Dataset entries
******************************
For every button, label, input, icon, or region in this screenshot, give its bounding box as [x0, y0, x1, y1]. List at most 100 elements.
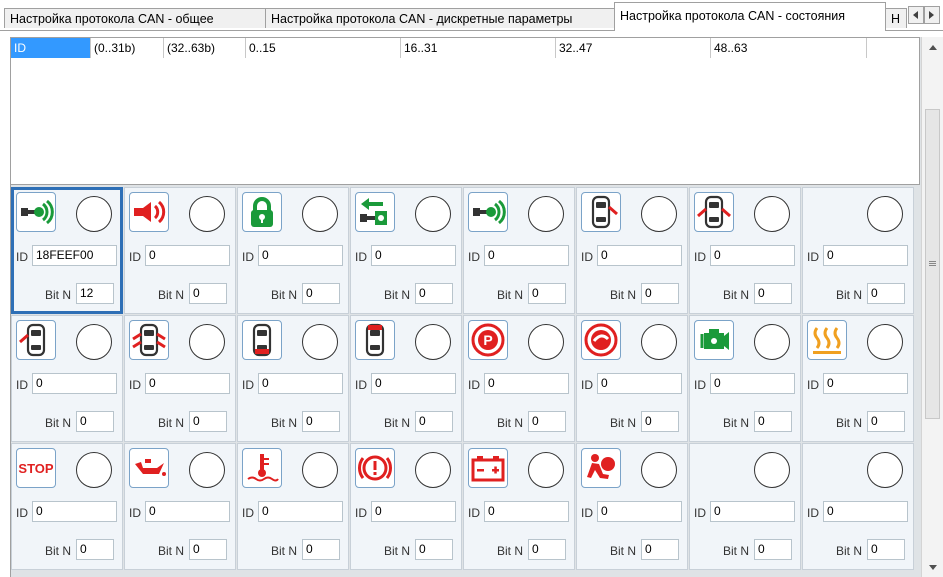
state-cell[interactable]: ID 0 Bit N 0: [802, 187, 914, 314]
id-field[interactable]: 0: [823, 245, 908, 266]
bit-field[interactable]: 0: [76, 411, 114, 432]
state-cell[interactable]: ID 0 Bit N 0: [802, 315, 914, 442]
state-cell[interactable]: ID 0 Bit N 0: [689, 315, 801, 442]
can-data-table[interactable]: ID (0..31b) (32..63b) 0..15 16..31 32..4…: [11, 37, 920, 185]
id-field[interactable]: 0: [597, 501, 682, 522]
scroll-down-button[interactable]: [922, 557, 943, 577]
bit-field[interactable]: 0: [754, 539, 792, 560]
col-32-63b-header[interactable]: (32..63b): [164, 38, 246, 58]
bit-field[interactable]: 0: [415, 411, 453, 432]
bit-field[interactable]: 12: [76, 283, 114, 304]
id-field[interactable]: 0: [371, 245, 456, 266]
bit-field[interactable]: 0: [641, 411, 679, 432]
coolant-temp-icon[interactable]: [242, 448, 282, 488]
id-field[interactable]: 0: [484, 373, 569, 394]
key-arrow-icon[interactable]: [355, 192, 395, 232]
state-cell[interactable]: ID 0 Bit N 0: [689, 187, 801, 314]
state-cell[interactable]: ID 0 Bit N 0: [463, 443, 575, 570]
id-field[interactable]: 0: [710, 245, 795, 266]
car-doors-all-open-icon[interactable]: [129, 320, 169, 360]
car-door-left-open-icon[interactable]: [16, 320, 56, 360]
tab-more[interactable]: Н: [885, 8, 907, 28]
id-field[interactable]: 0: [371, 373, 456, 394]
state-cell[interactable]: ID 0 Bit N 0: [124, 443, 236, 570]
state-cell[interactable]: ID 0 Bit N 0: [237, 315, 349, 442]
id-field[interactable]: 0: [597, 245, 682, 266]
bit-field[interactable]: 0: [867, 283, 905, 304]
empty-icon-slot[interactable]: [694, 448, 734, 488]
id-field[interactable]: 0: [145, 245, 230, 266]
id-field[interactable]: 0: [823, 373, 908, 394]
state-cell[interactable]: ID 0 Bit N 0: [237, 187, 349, 314]
id-field[interactable]: 0: [484, 245, 569, 266]
bit-field[interactable]: 0: [76, 539, 114, 560]
brake-pad-icon[interactable]: [581, 320, 621, 360]
col-id-header[interactable]: ID: [11, 38, 91, 58]
state-cell[interactable]: ID 0 Bit N 0: [689, 443, 801, 570]
horn-icon[interactable]: [129, 192, 169, 232]
id-field[interactable]: 0: [710, 373, 795, 394]
id-field[interactable]: 0: [32, 373, 117, 394]
brake-warning-icon[interactable]: [355, 448, 395, 488]
tab-scroll-right-button[interactable]: [924, 6, 940, 24]
id-field[interactable]: 0: [145, 373, 230, 394]
state-cell[interactable]: ID 0 Bit N 0: [463, 187, 575, 314]
parking-brake-icon[interactable]: P: [468, 320, 508, 360]
bit-field[interactable]: 0: [415, 283, 453, 304]
id-field[interactable]: 0: [710, 501, 795, 522]
bit-field[interactable]: 0: [302, 539, 340, 560]
oil-can-icon[interactable]: [129, 448, 169, 488]
empty-icon-slot[interactable]: [807, 448, 847, 488]
bit-field[interactable]: 0: [528, 283, 566, 304]
id-field[interactable]: 0: [484, 501, 569, 522]
car-trunk-open-icon[interactable]: [242, 320, 282, 360]
bit-field[interactable]: 0: [528, 411, 566, 432]
state-cell[interactable]: ID 0 Bit N 0: [237, 443, 349, 570]
id-field[interactable]: 0: [597, 373, 682, 394]
bit-field[interactable]: 0: [302, 283, 340, 304]
col-16-31-header[interactable]: 16..31: [401, 38, 556, 58]
state-cell[interactable]: ID 0 Bit N 0: [350, 187, 462, 314]
scroll-thumb[interactable]: [925, 109, 940, 419]
state-cell[interactable]: ID 0 Bit N 0: [350, 443, 462, 570]
state-cell[interactable]: ID 0 Bit N 0: [576, 187, 688, 314]
col-32-47-header[interactable]: 32..47: [556, 38, 711, 58]
tab-can-discrete[interactable]: Настройка протокола CAN - дискретные пар…: [265, 8, 615, 28]
scroll-up-button[interactable]: [922, 37, 943, 57]
id-field[interactable]: 18FEEF00: [32, 245, 117, 266]
id-field[interactable]: 0: [371, 501, 456, 522]
id-field[interactable]: 0: [258, 373, 343, 394]
battery-icon[interactable]: [468, 448, 508, 488]
seat-heater-icon[interactable]: [807, 320, 847, 360]
id-field[interactable]: 0: [32, 501, 117, 522]
state-cell[interactable]: ID 0 Bit N 0: [11, 315, 123, 442]
id-field[interactable]: 0: [823, 501, 908, 522]
state-cell[interactable]: ID 0 Bit N 0: [576, 443, 688, 570]
tab-can-general[interactable]: Настройка протокола CAN - общее: [4, 8, 266, 28]
id-field[interactable]: 0: [258, 245, 343, 266]
lock-icon[interactable]: [242, 192, 282, 232]
bit-field[interactable]: 0: [528, 539, 566, 560]
state-cell[interactable]: ID 0 Bit N 0: [124, 315, 236, 442]
empty-icon-slot[interactable]: [807, 192, 847, 232]
bit-field[interactable]: 0: [189, 283, 227, 304]
bit-field[interactable]: 0: [641, 283, 679, 304]
bit-field[interactable]: 0: [867, 539, 905, 560]
tab-can-states[interactable]: Настройка протокола CAN - состояния: [614, 2, 886, 31]
tab-scroll-left-button[interactable]: [908, 6, 924, 24]
car-door-right-open-icon[interactable]: [581, 192, 621, 232]
bit-field[interactable]: 0: [189, 539, 227, 560]
bit-field[interactable]: 0: [867, 411, 905, 432]
bit-field[interactable]: 0: [302, 411, 340, 432]
airbag-icon[interactable]: [581, 448, 621, 488]
col-48-63-header[interactable]: 48..63: [711, 38, 867, 58]
state-cell[interactable]: ID 0 Bit N 0: [802, 443, 914, 570]
engine-icon[interactable]: [694, 320, 734, 360]
bit-field[interactable]: 0: [754, 283, 792, 304]
stop-icon[interactable]: STOP: [16, 448, 56, 488]
vertical-scrollbar[interactable]: [921, 37, 943, 577]
state-cell[interactable]: STOP ID 0 Bit N 0: [11, 443, 123, 570]
state-cell[interactable]: ID 18FEEF00 Bit N 12: [11, 187, 123, 314]
bit-field[interactable]: 0: [189, 411, 227, 432]
bit-field[interactable]: 0: [415, 539, 453, 560]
******************************
▸ What needs to be done:
Identify every line in the entries above that contains the word "Настройка", and copy each such line.

▸ Task answer:
tab-can-discrete[interactable]: Настройка протокола CAN - дискретные пар…: [265, 8, 615, 28]
tab-can-general[interactable]: Настройка протокола CAN - общее: [4, 8, 266, 28]
tab-can-states[interactable]: Настройка протокола CAN - состояния: [614, 2, 886, 31]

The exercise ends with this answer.